Required work
Identify the lines that contain the string "High", then copy each of them.

Figure record extracts
==================================================

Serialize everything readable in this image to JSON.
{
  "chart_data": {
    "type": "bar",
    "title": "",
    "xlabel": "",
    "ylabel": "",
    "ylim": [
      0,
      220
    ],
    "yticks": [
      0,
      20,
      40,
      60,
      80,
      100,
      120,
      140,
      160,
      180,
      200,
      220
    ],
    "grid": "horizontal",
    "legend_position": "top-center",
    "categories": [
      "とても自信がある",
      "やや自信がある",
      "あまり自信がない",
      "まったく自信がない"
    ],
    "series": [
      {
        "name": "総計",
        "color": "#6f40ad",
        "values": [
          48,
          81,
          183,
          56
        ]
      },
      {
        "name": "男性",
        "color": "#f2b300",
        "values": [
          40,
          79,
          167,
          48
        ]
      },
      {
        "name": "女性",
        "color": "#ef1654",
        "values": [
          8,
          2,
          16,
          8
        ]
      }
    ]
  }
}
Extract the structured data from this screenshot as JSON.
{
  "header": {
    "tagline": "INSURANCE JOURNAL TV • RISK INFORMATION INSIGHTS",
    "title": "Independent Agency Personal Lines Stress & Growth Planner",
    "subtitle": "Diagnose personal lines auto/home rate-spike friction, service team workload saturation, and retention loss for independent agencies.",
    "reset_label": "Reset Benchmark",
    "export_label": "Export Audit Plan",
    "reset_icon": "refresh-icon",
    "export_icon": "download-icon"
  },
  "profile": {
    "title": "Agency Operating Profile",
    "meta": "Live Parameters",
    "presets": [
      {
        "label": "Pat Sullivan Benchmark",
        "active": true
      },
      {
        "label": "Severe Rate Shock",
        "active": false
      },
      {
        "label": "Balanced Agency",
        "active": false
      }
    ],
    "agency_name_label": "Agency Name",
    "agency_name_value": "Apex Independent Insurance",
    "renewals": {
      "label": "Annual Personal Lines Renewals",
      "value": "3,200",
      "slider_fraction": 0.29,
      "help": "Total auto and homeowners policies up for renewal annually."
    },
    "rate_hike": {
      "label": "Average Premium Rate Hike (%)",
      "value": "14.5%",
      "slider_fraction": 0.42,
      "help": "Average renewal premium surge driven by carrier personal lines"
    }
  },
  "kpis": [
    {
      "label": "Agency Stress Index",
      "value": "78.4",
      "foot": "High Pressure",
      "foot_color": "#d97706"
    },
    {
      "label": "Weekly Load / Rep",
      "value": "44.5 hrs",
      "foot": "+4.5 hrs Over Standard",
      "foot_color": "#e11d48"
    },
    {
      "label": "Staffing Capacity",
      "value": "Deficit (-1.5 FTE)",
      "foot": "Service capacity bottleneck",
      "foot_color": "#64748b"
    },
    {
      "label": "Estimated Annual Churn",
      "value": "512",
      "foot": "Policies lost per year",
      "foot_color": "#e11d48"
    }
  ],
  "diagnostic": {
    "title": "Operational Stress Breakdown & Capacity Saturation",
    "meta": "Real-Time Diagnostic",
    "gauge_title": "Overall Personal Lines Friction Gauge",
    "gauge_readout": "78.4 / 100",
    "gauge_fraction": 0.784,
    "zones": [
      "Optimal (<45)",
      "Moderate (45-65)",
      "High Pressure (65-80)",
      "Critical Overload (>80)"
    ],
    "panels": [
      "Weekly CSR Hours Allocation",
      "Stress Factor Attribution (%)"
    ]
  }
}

==================================================

The reply
      "foot": "High Pressure",
      "High Pressure (65-80)",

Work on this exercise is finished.